Problem to work on - Write the listing out again, all of it, word for word.

Data entries for graphics:
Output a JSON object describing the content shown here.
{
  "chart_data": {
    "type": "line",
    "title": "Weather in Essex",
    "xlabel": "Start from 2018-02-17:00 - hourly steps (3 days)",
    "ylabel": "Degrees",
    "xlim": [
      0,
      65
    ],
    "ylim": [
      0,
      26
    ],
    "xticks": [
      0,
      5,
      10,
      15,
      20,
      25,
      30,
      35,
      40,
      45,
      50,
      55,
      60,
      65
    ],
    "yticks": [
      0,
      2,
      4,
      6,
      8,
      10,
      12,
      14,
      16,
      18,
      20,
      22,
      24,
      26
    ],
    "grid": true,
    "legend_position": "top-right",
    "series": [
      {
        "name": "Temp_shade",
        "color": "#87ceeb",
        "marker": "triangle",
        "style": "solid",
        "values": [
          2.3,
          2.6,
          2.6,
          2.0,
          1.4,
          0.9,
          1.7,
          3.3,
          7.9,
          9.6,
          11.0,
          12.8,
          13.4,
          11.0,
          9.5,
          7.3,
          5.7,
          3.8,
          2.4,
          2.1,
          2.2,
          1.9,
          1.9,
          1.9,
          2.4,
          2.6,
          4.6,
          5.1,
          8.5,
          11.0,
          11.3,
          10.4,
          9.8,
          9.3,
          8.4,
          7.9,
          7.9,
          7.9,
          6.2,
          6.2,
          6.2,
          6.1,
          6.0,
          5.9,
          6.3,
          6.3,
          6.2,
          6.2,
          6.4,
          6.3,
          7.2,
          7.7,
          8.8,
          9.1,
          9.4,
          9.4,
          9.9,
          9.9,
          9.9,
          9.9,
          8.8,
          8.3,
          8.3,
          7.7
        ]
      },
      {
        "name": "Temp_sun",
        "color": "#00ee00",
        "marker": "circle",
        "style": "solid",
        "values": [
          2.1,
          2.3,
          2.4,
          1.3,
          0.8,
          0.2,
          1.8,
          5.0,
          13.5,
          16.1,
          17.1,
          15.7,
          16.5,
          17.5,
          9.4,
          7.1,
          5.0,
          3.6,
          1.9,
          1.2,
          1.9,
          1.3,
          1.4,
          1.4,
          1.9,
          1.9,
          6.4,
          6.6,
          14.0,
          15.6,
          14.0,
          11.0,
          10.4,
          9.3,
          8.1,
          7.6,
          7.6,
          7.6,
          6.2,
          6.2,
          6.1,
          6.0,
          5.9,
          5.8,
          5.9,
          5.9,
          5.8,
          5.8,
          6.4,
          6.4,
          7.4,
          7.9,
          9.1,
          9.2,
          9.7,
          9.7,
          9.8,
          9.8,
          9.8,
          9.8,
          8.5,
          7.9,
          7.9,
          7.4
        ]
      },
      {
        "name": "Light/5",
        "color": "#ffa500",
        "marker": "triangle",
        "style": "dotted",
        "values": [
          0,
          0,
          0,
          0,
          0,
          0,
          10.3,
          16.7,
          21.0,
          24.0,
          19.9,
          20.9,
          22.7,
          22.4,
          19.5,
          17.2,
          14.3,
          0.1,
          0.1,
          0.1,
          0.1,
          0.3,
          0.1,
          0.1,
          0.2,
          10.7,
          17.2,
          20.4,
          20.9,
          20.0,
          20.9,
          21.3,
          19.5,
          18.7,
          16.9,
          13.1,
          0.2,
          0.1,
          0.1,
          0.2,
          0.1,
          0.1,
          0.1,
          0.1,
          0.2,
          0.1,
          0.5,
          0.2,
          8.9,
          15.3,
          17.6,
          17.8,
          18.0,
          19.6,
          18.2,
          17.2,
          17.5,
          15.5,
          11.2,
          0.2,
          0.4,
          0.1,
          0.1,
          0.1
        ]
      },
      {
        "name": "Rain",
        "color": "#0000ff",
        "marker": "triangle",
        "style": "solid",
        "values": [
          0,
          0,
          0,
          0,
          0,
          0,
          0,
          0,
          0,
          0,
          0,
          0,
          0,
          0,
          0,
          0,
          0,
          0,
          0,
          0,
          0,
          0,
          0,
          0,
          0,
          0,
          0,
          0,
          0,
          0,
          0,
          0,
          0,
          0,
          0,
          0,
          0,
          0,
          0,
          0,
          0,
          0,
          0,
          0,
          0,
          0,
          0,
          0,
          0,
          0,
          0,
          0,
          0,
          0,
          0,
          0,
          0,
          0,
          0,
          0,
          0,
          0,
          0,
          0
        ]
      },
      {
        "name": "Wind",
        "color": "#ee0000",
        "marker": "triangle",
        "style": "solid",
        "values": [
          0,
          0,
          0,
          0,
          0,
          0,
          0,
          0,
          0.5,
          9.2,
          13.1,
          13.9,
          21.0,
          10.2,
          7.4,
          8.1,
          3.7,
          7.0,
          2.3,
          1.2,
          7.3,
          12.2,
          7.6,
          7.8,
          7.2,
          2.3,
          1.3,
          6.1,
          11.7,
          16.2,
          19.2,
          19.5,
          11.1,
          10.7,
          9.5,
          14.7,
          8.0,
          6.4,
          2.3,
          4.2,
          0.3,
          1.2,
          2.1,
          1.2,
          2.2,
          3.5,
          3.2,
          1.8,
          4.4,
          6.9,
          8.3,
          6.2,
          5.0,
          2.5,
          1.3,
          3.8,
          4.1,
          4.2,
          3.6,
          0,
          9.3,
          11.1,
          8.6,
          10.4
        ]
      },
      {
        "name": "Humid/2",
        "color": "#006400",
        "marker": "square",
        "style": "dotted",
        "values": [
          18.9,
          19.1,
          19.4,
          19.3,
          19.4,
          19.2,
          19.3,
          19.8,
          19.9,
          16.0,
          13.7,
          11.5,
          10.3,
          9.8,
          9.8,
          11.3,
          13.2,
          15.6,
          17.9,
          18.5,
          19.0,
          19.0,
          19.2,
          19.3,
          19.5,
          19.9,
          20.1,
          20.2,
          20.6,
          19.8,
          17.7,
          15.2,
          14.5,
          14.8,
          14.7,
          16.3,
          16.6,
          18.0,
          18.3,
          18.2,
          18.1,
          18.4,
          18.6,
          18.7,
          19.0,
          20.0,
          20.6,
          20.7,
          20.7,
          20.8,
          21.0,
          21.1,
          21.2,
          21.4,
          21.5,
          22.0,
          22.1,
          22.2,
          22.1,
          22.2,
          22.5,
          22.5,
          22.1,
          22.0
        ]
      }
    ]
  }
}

Right answer -
Output a JSON object describing the content shown here.
{
  "chart_data": {
    "type": "line",
    "title": "Weather in Essex",
    "xlabel": "Start from 2018-02-17:00 - hourly steps (3 days)",
    "ylabel": "Degrees",
    "xlim": [
      0,
      65
    ],
    "ylim": [
      0,
      26
    ],
    "xticks": [
      0,
      5,
      10,
      15,
      20,
      25,
      30,
      35,
      40,
      45,
      50,
      55,
      60,
      65
    ],
    "yticks": [
      0,
      2,
      4,
      6,
      8,
      10,
      12,
      14,
      16,
      18,
      20,
      22,
      24,
      26
    ],
    "grid": true,
    "legend_position": "top-right",
    "series": [
      {
        "name": "Temp_shade",
        "color": "#87ceeb",
        "marker": "triangle",
        "style": "solid",
        "values": [
          2.3,
          2.6,
          2.6,
          2.0,
          1.4,
          0.9,
          1.7,
          3.3,
          7.9,
          9.6,
          11.0,
          12.8,
          13.4,
          11.0,
          9.5,
          7.3,
          5.7,
          3.8,
          2.4,
          2.1,
          2.2,
          1.9,
          1.9,
          1.9,
          2.4,
          2.6,
          4.6,
          5.1,
          8.5,
          11.0,
          11.3,
          10.4,
          9.8,
          9.3,
          8.4,
          7.9,
          7.9,
          7.9,
          6.2,
          6.2,
          6.2,
          6.1,
          6.0,
          5.9,
          6.3,
          6.3,
          6.2,
          6.2,
          6.4,
          6.3,
          7.2,
          7.7,
          8.8,
          9.1,
          9.4,
          9.4,
          9.9,
          9.9,
          9.9,
          9.9,
          8.8,
          8.3,
          8.3,
          7.7
        ]
      },
      {
        "name": "Temp_sun",
        "color": "#00ee00",
        "marker": "circle",
        "style": "solid",
        "values": [
          2.1,
          2.3,
          2.4,
          1.3,
          0.8,
          0.2,
          1.8,
          5.0,
          13.5,
          16.1,
          17.1,
          15.7,
          16.5,
          17.5,
          9.4,
          7.1,
          5.0,
          3.6,
          1.9,
          1.2,
          1.9,
          1.3,
          1.4,
          1.4,
          1.9,
          1.9,
          6.4,
          6.6,
          14.0,
          15.6,
          14.0,
          11.0,
          10.4,
          9.3,
          8.1,
          7.6,
          7.6,
          7.6,
          6.2,
          6.2,
          6.1,
          6.0,
          5.9,
          5.8,
          5.9,
          5.9,
          5.8,
          5.8,
          6.4,
          6.4,
          7.4,
          7.9,
          9.1,
          9.2,
          9.7,
          9.7,
          9.8,
          9.8,
          9.8,
          9.8,
          8.5,
          7.9,
          7.9,
          7.4
        ]
      },
      {
        "name": "Light/5",
        "color": "#ffa500",
        "marker": "triangle",
        "style": "dotted",
        "values": [
          0,
          0,
          0,
          0,
          0,
          0,
          10.3,
          16.7,
          21.0,
          24.0,
          19.9,
          20.9,
          22.7,
          22.4,
          19.5,
          17.2,
          14.3,
          0.1,
          0.1,
          0.1,
          0.1,
          0.3,
          0.1,
          0.1,
          0.2,
          10.7,
          17.2,
          20.4,
          20.9,
          20.0,
          20.9,
          21.3,
          19.5,
          18.7,
          16.9,
          13.1,
          0.2,
          0.1,
          0.1,
          0.2,
          0.1,
          0.1,
          0.1,
          0.1,
          0.2,
          0.1,
          0.5,
          0.2,
          8.9,
          15.3,
          17.6,
          17.8,
          18.0,
          19.6,
          18.2,
          17.2,
          17.5,
          15.5,
          11.2,
          0.2,
          0.4,
          0.1,
          0.1,
          0.1
        ]
      },
      {
        "name": "Rain",
        "color": "#0000ff",
        "marker": "triangle",
        "style": "solid",
        "values": [
          0,
          0,
          0,
          0,
          0,
          0,
          0,
          0,
          0,
          0,
          0,
          0,
          0,
          0,
          0,
          0,
          0,
          0,
          0,
          0,
          0,
          0,
          0,
          0,
          0,
          0,
          0,
          0,
          0,
          0,
          0,
          0,
          0,
          0,
          0,
          0,
          0,
          0,
          0,
          0,
          0,
          0,
          0,
          0,
          0,
          0,
          0,
          0,
          0,
          0,
          0,
          0,
          0,
          0,
          0,
          0,
          0,
          0,
          0,
          0,
          0,
          0,
          0,
          0
        ]
      },
      {
        "name": "Wind",
        "color": "#ee0000",
        "marker": "triangle",
        "style": "solid",
        "values": [
          0,
          0,
          0,
          0,
          0,
          0,
          0,
          0,
          0.5,
          9.2,
          13.1,
          13.9,
          21.0,
          10.2,
          7.4,
          8.1,
          3.7,
          7.0,
          2.3,
          1.2,
          7.3,
          12.2,
          7.6,
          7.8,
          7.2,
          2.3,
          1.3,
          6.1,
          11.7,
          16.2,
          19.2,
          19.5,
          11.1,
          10.7,
          9.5,
          14.7,
          8.0,
          6.4,
          2.3,
          4.2,
          0.3,
          1.2,
          2.1,
          1.2,
          2.2,
          3.5,
          3.2,
          1.8,
          4.4,
          6.9,
          8.3,
          6.2,
          5.0,
          2.5,
          1.3,
          3.8,
          4.1,
          4.2,
          3.6,
          0,
          9.3,
          11.1,
          8.6,
          10.4
        ]
      },
      {
        "name": "Humid/2",
        "color": "#006400",
        "marker": "square",
        "style": "dotted",
        "values": [
          18.9,
          19.1,
          19.4,
          19.3,
          19.4,
          19.2,
          19.3,
          19.8,
          19.9,
          16.0,
          13.7,
          11.5,
          10.3,
          9.8,
          9.8,
          11.3,
          13.2,
          15.6,
          17.9,
          18.5,
          19.0,
          19.0,
          19.2,
          19.3,
          19.5,
          19.9,
          20.1,
          20.2,
          20.6,
          19.8,
          17.7,
          15.2,
          14.5,
          14.8,
          14.7,
          16.3,
          16.6,
          18.0,
          18.3,
          18.2,
          18.1,
          18.4,
          18.6,
          18.7,
          19.0,
          20.0,
          20.6,
          20.7,
          20.7,
          20.8,
          21.0,
          21.1,
          21.2,
          21.4,
          21.5,
          22.0,
          22.1,
          22.2,
          22.1,
          22.2,
          22.5,
          22.5,
          22.1,
          22.0
        ]
      }
    ]
  }
}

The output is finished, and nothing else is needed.